PROBLEM DESCRIPTION » Set down each entry from the block beneath, exactly as written.

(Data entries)
******

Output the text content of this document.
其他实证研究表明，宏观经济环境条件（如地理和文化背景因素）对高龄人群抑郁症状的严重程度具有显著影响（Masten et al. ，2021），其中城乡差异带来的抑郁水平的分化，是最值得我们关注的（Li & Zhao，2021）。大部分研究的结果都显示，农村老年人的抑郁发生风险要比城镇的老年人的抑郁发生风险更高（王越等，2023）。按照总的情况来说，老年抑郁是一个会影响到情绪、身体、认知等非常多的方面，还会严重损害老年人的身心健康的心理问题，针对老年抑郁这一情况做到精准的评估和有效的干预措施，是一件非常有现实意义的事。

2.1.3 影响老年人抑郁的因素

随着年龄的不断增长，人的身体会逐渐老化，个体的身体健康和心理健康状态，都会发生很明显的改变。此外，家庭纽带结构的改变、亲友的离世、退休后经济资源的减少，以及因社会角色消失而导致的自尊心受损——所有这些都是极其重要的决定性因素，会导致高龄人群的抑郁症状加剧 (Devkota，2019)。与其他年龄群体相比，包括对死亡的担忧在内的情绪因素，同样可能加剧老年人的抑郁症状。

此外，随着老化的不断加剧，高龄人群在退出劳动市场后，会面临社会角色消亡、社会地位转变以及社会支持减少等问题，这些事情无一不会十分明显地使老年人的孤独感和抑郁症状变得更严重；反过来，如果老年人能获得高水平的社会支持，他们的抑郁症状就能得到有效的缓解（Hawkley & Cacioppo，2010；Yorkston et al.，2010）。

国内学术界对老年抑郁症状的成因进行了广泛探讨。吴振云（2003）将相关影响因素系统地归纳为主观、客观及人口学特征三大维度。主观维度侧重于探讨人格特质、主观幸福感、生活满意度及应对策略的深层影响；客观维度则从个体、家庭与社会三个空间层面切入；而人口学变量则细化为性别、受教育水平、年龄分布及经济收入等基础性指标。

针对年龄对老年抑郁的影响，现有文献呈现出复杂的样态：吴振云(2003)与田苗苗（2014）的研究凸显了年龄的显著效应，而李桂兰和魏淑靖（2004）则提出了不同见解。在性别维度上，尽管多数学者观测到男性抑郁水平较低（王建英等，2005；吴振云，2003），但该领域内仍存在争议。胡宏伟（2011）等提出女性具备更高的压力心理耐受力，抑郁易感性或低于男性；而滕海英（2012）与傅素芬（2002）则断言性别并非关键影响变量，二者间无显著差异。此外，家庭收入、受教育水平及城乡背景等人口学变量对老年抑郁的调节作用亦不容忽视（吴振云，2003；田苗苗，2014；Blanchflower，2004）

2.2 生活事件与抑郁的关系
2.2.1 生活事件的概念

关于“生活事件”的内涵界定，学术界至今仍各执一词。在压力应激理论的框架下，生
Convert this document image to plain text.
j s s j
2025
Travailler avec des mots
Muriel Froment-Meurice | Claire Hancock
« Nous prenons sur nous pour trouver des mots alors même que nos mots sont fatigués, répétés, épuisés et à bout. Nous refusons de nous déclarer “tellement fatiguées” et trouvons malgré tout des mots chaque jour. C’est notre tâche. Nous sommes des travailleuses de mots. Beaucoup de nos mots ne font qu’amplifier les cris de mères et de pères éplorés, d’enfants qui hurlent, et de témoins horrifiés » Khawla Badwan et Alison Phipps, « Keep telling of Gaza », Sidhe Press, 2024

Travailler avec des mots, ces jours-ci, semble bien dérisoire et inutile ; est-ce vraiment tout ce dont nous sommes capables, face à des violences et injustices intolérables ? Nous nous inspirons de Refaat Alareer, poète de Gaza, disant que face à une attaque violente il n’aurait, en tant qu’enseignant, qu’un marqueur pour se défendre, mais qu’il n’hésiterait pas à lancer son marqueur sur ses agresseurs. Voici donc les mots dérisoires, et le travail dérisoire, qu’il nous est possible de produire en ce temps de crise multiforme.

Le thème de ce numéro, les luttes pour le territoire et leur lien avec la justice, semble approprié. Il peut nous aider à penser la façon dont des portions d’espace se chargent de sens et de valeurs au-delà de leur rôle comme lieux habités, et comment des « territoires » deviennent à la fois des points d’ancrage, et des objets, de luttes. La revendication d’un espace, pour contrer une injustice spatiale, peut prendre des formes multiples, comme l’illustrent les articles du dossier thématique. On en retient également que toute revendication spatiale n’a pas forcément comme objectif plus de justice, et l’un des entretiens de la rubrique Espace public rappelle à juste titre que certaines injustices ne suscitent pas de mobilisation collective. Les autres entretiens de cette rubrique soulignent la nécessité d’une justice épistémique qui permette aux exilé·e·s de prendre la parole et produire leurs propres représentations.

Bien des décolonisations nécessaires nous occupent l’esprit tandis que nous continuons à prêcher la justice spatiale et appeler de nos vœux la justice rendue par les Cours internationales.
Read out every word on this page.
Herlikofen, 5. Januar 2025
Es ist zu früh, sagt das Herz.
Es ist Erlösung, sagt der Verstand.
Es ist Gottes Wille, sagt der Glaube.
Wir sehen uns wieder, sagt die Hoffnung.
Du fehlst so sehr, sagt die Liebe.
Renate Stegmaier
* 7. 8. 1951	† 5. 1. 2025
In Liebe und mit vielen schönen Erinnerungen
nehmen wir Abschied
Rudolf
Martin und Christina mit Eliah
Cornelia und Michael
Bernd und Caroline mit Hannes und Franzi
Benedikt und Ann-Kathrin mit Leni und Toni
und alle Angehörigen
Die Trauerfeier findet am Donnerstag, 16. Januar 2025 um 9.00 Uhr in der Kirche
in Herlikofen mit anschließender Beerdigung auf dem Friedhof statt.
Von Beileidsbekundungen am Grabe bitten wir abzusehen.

******

COMPLETE ANSWER »
Output the text content of this document.
其他实证研究表明，宏观经济环境条件（如地理和文化背景因素）对高龄人群抑郁症状的严重程度具有显著影响（Masten et al. ，2021），其中城乡差异带来的抑郁水平的分化，是最值得我们关注的（Li & Zhao，2021）。大部分研究的结果都显示，农村老年人的抑郁发生风险要比城镇的老年人的抑郁发生风险更高（王越等，2023）。按照总的情况来说，老年抑郁是一个会影响到情绪、身体、认知等非常多的方面，还会严重损害老年人的身心健康的心理问题，针对老年抑郁这一情况做到精准的评估和有效的干预措施，是一件非常有现实意义的事。

2.1.3 影响老年人抑郁的因素

随着年龄的不断增长，人的身体会逐渐老化，个体的身体健康和心理健康状态，都会发生很明显的改变。此外，家庭纽带结构的改变、亲友的离世、退休后经济资源的减少，以及因社会角色消失而导致的自尊心受损——所有这些都是极其重要的决定性因素，会导致高龄人群的抑郁症状加剧 (Devkota，2019)。与其他年龄群体相比，包括对死亡的担忧在内的情绪因素，同样可能加剧老年人的抑郁症状。

此外，随着老化的不断加剧，高龄人群在退出劳动市场后，会面临社会角色消亡、社会地位转变以及社会支持减少等问题，这些事情无一不会十分明显地使老年人的孤独感和抑郁症状变得更严重；反过来，如果老年人能获得高水平的社会支持，他们的抑郁症状就能得到有效的缓解（Hawkley & Cacioppo，2010；Yorkston et al.，2010）。

国内学术界对老年抑郁症状的成因进行了广泛探讨。吴振云（2003）将相关影响因素系统地归纳为主观、客观及人口学特征三大维度。主观维度侧重于探讨人格特质、主观幸福感、生活满意度及应对策略的深层影响；客观维度则从个体、家庭与社会三个空间层面切入；而人口学变量则细化为性别、受教育水平、年龄分布及经济收入等基础性指标。

针对年龄对老年抑郁的影响，现有文献呈现出复杂的样态：吴振云(2003)与田苗苗（2014）的研究凸显了年龄的显著效应，而李桂兰和魏淑靖（2004）则提出了不同见解。在性别维度上，尽管多数学者观测到男性抑郁水平较低（王建英等，2005；吴振云，2003），但该领域内仍存在争议。胡宏伟（2011）等提出女性具备更高的压力心理耐受力，抑郁易感性或低于男性；而滕海英（2012）与傅素芬（2002）则断言性别并非关键影响变量，二者间无显著差异。此外，家庭收入、受教育水平及城乡背景等人口学变量对老年抑郁的调节作用亦不容忽视（吴振云，2003；田苗苗，2014；Blanchflower，2004）

2.2 生活事件与抑郁的关系
2.2.1 生活事件的概念

关于“生活事件”的内涵界定，学术界至今仍各执一词。在压力应激理论的框架下，生
Convert this document image to plain text.
j s s j
2025
Travailler avec des mots
Muriel Froment-Meurice | Claire Hancock
« Nous prenons sur nous pour trouver des mots alors même que nos mots sont fatigués, répétés, épuisés et à bout. Nous refusons de nous déclarer “tellement fatiguées” et trouvons malgré tout des mots chaque jour. C’est notre tâche. Nous sommes des travailleuses de mots. Beaucoup de nos mots ne font qu’amplifier les cris de mères et de pères éplorés, d’enfants qui hurlent, et de témoins horrifiés » Khawla Badwan et Alison Phipps, « Keep telling of Gaza », Sidhe Press, 2024

Travailler avec des mots, ces jours-ci, semble bien dérisoire et inutile ; est-ce vraiment tout ce dont nous sommes capables, face à des violences et injustices intolérables ? Nous nous inspirons de Refaat Alareer, poète de Gaza, disant que face à une attaque violente il n’aurait, en tant qu’enseignant, qu’un marqueur pour se défendre, mais qu’il n’hésiterait pas à lancer son marqueur sur ses agresseurs. Voici donc les mots dérisoires, et le travail dérisoire, qu’il nous est possible de produire en ce temps de crise multiforme.

Le thème de ce numéro, les luttes pour le territoire et leur lien avec la justice, semble approprié. Il peut nous aider à penser la façon dont des portions d’espace se chargent de sens et de valeurs au-delà de leur rôle comme lieux habités, et comment des « territoires » deviennent à la fois des points d’ancrage, et des objets, de luttes. La revendication d’un espace, pour contrer une injustice spatiale, peut prendre des formes multiples, comme l’illustrent les articles du dossier thématique. On en retient également que toute revendication spatiale n’a pas forcément comme objectif plus de justice, et l’un des entretiens de la rubrique Espace public rappelle à juste titre que certaines injustices ne suscitent pas de mobilisation collective. Les autres entretiens de cette rubrique soulignent la nécessité d’une justice épistémique qui permette aux exilé·e·s de prendre la parole et produire leurs propres représentations.

Bien des décolonisations nécessaires nous occupent l’esprit tandis que nous continuons à prêcher la justice spatiale et appeler de nos vœux la justice rendue par les Cours internationales.
Read out every word on this page.
Herlikofen, 5. Januar 2025
Es ist zu früh, sagt das Herz.
Es ist Erlösung, sagt der Verstand.
Es ist Gottes Wille, sagt der Glaube.
Wir sehen uns wieder, sagt die Hoffnung.
Du fehlst so sehr, sagt die Liebe.
Renate Stegmaier
* 7. 8. 1951	† 5. 1. 2025
In Liebe und mit vielen schönen Erinnerungen
nehmen wir Abschied
Rudolf
Martin und Christina mit Eliah
Cornelia und Michael
Bernd und Caroline mit Hannes und Franzi
Benedikt und Ann-Kathrin mit Leni und Toni
und alle Angehörigen
Die Trauerfeier findet am Donnerstag, 16. Januar 2025 um 9.00 Uhr in der Kirche
in Herlikofen mit anschließender Beerdigung auf dem Friedhof statt.
Von Beileidsbekundungen am Grabe bitten wir abzusehen.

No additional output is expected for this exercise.